━━ SUPPLIED DATA

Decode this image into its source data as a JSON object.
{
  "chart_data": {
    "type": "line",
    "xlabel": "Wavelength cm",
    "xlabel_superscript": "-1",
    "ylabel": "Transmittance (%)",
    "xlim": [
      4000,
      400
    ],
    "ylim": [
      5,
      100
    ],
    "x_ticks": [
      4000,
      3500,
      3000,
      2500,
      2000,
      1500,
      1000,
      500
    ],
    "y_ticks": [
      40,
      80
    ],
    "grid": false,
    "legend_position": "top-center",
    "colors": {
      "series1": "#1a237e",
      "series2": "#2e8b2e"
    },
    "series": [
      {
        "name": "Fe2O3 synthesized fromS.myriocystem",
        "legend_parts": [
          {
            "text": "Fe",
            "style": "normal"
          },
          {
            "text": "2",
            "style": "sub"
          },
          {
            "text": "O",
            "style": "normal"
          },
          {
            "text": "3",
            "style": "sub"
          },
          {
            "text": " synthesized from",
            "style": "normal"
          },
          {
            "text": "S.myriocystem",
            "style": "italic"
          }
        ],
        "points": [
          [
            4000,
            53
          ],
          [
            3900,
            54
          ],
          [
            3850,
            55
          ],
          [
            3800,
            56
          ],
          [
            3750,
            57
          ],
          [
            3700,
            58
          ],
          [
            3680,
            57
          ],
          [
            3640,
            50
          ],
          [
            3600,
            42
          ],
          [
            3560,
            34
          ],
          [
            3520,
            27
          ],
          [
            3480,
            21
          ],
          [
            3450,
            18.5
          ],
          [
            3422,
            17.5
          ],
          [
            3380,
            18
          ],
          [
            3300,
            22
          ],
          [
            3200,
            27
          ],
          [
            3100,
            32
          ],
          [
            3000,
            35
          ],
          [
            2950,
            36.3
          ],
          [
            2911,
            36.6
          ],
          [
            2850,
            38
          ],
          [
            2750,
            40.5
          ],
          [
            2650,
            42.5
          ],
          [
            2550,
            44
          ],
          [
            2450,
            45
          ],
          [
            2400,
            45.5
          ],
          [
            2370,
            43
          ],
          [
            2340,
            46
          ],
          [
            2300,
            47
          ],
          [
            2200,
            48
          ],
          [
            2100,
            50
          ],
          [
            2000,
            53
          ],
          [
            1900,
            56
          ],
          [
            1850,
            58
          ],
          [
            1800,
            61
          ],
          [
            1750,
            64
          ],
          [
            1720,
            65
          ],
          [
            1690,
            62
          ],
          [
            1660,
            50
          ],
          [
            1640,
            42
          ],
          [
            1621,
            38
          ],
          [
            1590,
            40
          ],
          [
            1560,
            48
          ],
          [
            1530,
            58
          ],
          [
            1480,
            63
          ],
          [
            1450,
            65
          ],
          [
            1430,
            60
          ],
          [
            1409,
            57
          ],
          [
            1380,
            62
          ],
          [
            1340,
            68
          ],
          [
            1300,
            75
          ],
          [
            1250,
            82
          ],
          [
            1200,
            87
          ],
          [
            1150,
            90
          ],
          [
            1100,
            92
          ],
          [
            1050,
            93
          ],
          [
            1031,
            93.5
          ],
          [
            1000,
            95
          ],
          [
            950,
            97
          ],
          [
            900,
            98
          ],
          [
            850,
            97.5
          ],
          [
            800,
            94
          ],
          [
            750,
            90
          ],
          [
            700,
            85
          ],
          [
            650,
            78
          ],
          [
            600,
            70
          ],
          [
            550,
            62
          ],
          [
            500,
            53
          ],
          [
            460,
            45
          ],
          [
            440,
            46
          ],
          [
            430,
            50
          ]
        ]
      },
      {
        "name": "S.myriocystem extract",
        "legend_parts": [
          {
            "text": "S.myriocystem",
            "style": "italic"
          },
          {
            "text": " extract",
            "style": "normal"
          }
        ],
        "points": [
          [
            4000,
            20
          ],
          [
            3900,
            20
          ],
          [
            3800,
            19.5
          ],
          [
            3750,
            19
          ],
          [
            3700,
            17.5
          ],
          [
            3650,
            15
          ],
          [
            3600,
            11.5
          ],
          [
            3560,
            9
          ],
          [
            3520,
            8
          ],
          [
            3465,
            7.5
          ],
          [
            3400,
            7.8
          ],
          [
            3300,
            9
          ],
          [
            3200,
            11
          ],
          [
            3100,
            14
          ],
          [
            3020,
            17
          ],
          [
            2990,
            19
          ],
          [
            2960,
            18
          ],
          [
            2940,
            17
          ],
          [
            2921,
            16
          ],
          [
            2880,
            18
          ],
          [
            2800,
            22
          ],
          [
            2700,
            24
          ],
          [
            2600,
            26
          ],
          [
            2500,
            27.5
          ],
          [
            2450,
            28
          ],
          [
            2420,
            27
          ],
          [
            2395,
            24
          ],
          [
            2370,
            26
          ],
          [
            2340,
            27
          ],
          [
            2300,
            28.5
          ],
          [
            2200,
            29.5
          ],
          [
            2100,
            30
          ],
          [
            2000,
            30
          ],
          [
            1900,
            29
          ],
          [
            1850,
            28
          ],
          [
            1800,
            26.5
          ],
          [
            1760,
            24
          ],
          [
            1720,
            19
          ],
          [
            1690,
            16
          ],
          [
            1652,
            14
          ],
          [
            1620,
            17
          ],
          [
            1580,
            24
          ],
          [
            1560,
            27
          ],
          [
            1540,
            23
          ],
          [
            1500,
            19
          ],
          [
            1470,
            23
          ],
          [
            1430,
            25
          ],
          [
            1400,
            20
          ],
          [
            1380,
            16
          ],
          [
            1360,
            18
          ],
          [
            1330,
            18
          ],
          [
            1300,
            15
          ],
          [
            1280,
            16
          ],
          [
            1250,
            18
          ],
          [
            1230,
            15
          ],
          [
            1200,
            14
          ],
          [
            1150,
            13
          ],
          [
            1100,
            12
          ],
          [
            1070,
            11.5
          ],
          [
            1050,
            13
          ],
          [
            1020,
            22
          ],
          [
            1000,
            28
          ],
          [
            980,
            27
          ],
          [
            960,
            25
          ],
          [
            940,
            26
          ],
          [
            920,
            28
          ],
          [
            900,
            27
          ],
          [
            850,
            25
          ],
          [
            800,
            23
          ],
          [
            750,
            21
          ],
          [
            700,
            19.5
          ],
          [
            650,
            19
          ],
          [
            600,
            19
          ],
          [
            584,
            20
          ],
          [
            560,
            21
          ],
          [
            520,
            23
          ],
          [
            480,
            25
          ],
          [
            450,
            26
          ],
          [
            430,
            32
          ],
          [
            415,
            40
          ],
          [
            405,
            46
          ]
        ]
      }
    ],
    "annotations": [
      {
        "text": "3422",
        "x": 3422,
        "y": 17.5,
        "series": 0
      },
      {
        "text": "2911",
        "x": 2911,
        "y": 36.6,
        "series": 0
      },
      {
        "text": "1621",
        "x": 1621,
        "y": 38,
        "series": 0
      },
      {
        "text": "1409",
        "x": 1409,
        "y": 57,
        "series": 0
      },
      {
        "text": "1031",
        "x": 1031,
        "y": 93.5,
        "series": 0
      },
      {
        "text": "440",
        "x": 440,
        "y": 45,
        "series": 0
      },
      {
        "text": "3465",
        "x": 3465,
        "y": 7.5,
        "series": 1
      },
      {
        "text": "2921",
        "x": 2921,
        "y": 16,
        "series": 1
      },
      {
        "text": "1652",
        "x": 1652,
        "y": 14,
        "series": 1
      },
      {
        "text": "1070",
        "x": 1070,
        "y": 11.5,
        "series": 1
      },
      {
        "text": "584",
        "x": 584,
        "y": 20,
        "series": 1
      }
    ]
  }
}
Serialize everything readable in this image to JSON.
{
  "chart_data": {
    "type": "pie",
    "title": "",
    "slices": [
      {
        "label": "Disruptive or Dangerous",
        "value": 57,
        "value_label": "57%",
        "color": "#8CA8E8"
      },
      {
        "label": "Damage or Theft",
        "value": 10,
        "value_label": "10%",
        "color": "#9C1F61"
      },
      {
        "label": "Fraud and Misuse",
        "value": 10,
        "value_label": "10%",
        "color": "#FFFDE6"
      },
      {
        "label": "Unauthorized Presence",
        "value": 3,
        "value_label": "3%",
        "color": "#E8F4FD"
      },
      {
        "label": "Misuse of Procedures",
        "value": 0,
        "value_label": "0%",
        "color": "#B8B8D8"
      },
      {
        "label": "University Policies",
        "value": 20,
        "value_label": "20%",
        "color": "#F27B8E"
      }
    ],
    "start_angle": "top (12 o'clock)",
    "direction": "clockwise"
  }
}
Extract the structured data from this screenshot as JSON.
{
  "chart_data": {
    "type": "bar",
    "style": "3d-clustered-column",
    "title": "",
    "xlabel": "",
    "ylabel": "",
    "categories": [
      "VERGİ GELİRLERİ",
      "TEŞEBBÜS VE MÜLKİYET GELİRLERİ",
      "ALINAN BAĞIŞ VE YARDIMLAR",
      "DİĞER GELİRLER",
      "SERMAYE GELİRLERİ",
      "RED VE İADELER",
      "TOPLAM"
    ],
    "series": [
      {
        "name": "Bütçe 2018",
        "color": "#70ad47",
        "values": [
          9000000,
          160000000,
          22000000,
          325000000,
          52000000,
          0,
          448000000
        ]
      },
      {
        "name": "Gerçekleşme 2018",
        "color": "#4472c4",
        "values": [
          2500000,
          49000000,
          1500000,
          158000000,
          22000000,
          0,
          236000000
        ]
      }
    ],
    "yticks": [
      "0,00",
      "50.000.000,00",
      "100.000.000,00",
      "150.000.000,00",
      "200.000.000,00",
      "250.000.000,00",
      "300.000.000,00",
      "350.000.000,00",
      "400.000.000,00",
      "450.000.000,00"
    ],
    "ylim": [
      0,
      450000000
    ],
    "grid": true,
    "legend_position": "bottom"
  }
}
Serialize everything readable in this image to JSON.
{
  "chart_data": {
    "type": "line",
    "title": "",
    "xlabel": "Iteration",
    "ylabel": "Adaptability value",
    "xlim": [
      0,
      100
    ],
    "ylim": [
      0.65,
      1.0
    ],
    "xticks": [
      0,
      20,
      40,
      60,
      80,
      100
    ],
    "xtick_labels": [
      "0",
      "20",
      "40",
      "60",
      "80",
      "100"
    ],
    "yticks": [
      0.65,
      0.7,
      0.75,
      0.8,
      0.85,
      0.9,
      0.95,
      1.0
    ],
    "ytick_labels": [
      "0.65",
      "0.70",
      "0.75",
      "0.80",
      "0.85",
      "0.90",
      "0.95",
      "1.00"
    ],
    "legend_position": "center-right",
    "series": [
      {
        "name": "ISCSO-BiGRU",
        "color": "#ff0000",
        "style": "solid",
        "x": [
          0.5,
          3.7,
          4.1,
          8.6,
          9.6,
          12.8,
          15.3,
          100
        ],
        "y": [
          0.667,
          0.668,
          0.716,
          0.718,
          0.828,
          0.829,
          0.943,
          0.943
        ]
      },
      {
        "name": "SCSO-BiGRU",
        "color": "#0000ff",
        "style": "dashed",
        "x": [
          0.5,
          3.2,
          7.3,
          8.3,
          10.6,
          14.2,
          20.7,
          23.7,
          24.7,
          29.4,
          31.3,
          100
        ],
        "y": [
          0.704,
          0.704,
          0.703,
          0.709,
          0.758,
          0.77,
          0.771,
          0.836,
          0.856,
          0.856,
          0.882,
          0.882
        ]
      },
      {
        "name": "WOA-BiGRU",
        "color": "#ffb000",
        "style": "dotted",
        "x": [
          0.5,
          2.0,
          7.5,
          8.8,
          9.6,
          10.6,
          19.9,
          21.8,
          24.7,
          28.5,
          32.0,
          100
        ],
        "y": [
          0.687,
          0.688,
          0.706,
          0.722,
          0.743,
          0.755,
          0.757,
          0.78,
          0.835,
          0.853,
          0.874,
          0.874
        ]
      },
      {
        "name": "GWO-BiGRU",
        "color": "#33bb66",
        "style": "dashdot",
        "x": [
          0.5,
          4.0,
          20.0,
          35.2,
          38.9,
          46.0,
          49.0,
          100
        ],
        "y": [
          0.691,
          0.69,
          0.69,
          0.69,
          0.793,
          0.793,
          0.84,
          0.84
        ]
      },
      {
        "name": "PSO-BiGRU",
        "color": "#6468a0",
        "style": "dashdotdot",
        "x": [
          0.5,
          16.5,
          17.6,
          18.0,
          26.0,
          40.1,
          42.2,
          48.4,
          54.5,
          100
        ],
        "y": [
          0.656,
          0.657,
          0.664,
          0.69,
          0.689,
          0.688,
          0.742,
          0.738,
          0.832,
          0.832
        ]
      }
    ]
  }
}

━━━━

**DESCRIPTION OF THE TASK**. Gather each line in the entries above where the string "GELİRLERİ" is found.

**OUTPUT FOR THIS TASK**.
      "VERGİ GELİRLERİ",
      "TEŞEBBÜS VE MÜLKİYET GELİRLERİ",
      "SERMAYE GELİRLERİ",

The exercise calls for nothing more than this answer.